* Written problem *
Convert every line of the records below into a JSON list of strings, one string per line, and leave out any blank lines.

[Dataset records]
.....
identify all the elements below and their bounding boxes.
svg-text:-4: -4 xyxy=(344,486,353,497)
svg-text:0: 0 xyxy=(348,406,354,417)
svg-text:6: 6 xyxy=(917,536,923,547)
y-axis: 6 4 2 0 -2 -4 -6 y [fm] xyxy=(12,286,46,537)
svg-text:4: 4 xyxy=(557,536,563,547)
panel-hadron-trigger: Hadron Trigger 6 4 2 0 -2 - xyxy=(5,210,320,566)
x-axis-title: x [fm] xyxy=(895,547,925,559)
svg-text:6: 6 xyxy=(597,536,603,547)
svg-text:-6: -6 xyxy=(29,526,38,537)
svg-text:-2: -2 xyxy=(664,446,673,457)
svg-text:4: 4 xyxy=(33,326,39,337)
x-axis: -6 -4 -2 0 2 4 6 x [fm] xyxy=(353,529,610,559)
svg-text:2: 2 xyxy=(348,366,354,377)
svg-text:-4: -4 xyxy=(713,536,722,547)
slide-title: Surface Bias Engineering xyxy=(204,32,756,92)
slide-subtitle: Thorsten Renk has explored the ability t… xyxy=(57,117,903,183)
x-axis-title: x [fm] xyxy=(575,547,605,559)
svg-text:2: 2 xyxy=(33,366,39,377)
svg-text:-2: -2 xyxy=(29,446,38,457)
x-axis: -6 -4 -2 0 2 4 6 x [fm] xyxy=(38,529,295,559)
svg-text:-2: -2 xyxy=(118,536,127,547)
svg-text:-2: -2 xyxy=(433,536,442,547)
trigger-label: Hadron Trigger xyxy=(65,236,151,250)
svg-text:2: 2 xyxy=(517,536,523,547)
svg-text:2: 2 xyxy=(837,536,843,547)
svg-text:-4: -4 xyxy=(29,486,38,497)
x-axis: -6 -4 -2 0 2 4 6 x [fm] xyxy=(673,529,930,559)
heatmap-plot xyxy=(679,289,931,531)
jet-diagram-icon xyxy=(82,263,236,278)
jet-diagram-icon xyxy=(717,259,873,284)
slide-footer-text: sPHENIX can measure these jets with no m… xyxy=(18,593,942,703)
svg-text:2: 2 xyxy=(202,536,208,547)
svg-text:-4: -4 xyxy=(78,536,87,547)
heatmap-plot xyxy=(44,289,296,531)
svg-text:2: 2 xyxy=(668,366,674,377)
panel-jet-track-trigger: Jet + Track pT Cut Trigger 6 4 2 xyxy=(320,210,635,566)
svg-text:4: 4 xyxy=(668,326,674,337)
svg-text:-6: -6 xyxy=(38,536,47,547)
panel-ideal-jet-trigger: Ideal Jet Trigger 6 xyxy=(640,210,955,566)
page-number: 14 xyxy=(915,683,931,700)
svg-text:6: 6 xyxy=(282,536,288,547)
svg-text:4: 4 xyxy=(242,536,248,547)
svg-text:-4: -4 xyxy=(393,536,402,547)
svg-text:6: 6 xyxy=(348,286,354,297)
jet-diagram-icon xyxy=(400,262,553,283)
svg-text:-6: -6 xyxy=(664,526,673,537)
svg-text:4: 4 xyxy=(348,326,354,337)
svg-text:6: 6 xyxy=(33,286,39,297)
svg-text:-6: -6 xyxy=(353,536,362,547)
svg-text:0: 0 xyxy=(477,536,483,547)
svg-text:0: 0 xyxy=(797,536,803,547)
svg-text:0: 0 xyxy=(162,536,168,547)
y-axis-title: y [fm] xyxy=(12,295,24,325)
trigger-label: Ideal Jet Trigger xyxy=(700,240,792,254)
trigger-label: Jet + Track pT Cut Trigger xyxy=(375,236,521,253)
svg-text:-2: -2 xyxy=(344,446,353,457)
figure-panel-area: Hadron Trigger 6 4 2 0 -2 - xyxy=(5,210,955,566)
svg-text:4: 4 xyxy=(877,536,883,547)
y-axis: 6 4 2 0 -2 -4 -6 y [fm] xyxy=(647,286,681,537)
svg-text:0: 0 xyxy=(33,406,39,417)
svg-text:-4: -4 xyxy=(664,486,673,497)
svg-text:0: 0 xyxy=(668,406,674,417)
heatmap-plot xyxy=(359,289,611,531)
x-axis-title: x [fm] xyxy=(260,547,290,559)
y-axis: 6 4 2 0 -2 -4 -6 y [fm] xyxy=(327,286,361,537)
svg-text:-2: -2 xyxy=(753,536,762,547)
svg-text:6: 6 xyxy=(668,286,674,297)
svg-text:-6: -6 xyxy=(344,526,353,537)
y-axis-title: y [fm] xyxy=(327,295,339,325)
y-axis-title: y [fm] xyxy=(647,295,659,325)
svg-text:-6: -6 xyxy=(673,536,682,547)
.....
* Answer to this task *
[
  "identify all the elements below and their bounding boxes.",
  "svg-text:-4: -4 xyxy=(344,486,353,497)",
  "svg-text:0: 0 xyxy=(348,406,354,417)",
  "svg-text:6: 6 xyxy=(917,536,923,547)",
  "y-axis: 6 4 2 0 -2 -4 -6 y [fm] xyxy=(12,286,46,537)",
  "svg-text:4: 4 xyxy=(557,536,563,547)",
  "panel-hadron-trigger: Hadron Trigger 6 4 2 0 -2 - xyxy=(5,210,320,566)",
  "x-axis-title: x [fm] xyxy=(895,547,925,559)",
  "svg-text:6: 6 xyxy=(597,536,603,547)",
  "svg-text:-6: -6 xyxy=(29,526,38,537)",
  "svg-text:-2: -2 xyxy=(664,446,673,457)",
  "svg-text:4: 4 xyxy=(33,326,39,337)",
  "x-axis: -6 -4 -2 0 2 4 6 x [fm] xyxy=(353,529,610,559)",
  "svg-text:2: 2 xyxy=(348,366,354,377)",
  "svg-text:-4: -4 xyxy=(713,536,722,547)",
  "slide-title: Surface Bias Engineering xyxy=(204,32,756,92)",
  "slide-subtitle: Thorsten Renk has explored the ability t… xyxy=(57,117,903,183)",
  "x-axis-title: x [fm] xyxy=(575,547,605,559)",
  "svg-text:2: 2 xyxy=(33,366,39,377)",
  "svg-text:-2: -2 xyxy=(29,446,38,457)",
  "x-axis: -6 -4 -2 0 2 4 6 x [fm] xyxy=(38,529,295,559)",
  "svg-text:-2: -2 xyxy=(118,536,127,547)",
  "svg-text:-2: -2 xyxy=(433,536,442,547)",
  "trigger-label: Hadron Trigger xyxy=(65,236,151,250)",
  "svg-text:2: 2 xyxy=(517,536,523,547)",
  "svg-text:2: 2 xyxy=(837,536,843,547)",
  "svg-text:-4: -4 xyxy=(29,486,38,497)",
  "x-axis: -6 -4 -2 0 2 4 6 x [fm] xyxy=(673,529,930,559)",
  "heatmap-plot xyxy=(679,289,931,531)",
  "jet-diagram-icon xyxy=(82,263,236,278)",
  "jet-diagram-icon xyxy=(717,259,873,284)",
  "slide-footer-text: sPHENIX can measure these jets with no m… xyxy=(18,593,942,703)",
  "svg-text:2: 2 xyxy=(202,536,208,547)",
  "svg-text:-4: -4 xyxy=(78,536,87,547)",
  "heatmap-plot xyxy=(44,289,296,531)",
  "svg-text:2: 2 xyxy=(668,366,674,377)",
  "panel-jet-track-trigger: Jet + Track pT Cut Trigger 6 4 2 xyxy=(320,210,635,566)",
  "svg-text:4: 4 xyxy=(668,326,674,337)",
  "svg-text:-6: -6 xyxy=(38,536,47,547)",
  "panel-ideal-jet-trigger: Ideal Jet Trigger 6 xyxy=(640,210,955,566)",
  "page-number: 14 xyxy=(915,683,931,700)",
  "svg-text:6: 6 xyxy=(282,536,288,547)",
  "svg-text:4: 4 xyxy=(242,536,248,547)",
  "svg-text:-4: -4 xyxy=(393,536,402,547)",
  "svg-text:6: 6 xyxy=(348,286,354,297)",
  "jet-diagram-icon xyxy=(400,262,553,283)",
  "svg-text:-6: -6 xyxy=(664,526,673,537)",
  "svg-text:4: 4 xyxy=(348,326,354,337)",
  "svg-text:6: 6 xyxy=(33,286,39,297)",
  "svg-text:-6: -6 xyxy=(353,536,362,547)",
  "svg-text:0: 0 xyxy=(477,536,483,547)",
  "svg-text:0: 0 xyxy=(797,536,803,547)",
  "svg-text:0: 0 xyxy=(162,536,168,547)",
  "y-axis-title: y [fm] xyxy=(12,295,24,325)",
  "trigger-label: Ideal Jet Trigger xyxy=(700,240,792,254)",
  "trigger-label: Jet + Track pT Cut Trigger xyxy=(375,236,521,253)",
  "svg-text:-2: -2 xyxy=(344,446,353,457)",
  "figure-panel-area: Hadron Trigger 6 4 2 0 -2 - xyxy=(5,210,955,566)",
  "svg-text:4: 4 xyxy=(877,536,883,547)",
  "y-axis: 6 4 2 0 -2 -4 -6 y [fm] xyxy=(647,286,681,537)",
  "svg-text:0: 0 xyxy=(33,406,39,417)",
  "svg-text:-4: -4 xyxy=(664,486,673,497)",
  "svg-text:0: 0 xyxy=(668,406,674,417)",
  "heatmap-plot xyxy=(359,289,611,531)",
  "x-axis-title: x [fm] xyxy=(260,547,290,559)",
  "y-axis: 6 4 2 0 -2 -4 -6 y [fm] xyxy=(327,286,361,537)",
  "svg-text:-2: -2 xyxy=(753,536,762,547)",
  "svg-text:6: 6 xyxy=(668,286,674,297)",
  "svg-text:-6: -6 xyxy=(344,526,353,537)",
  "y-axis-title: y [fm] xyxy=(327,295,339,325)",
  "y-axis-title: y [fm] xyxy=(647,295,659,325)",
  "svg-text:-6: -6 xyxy=(673,536,682,547)"
]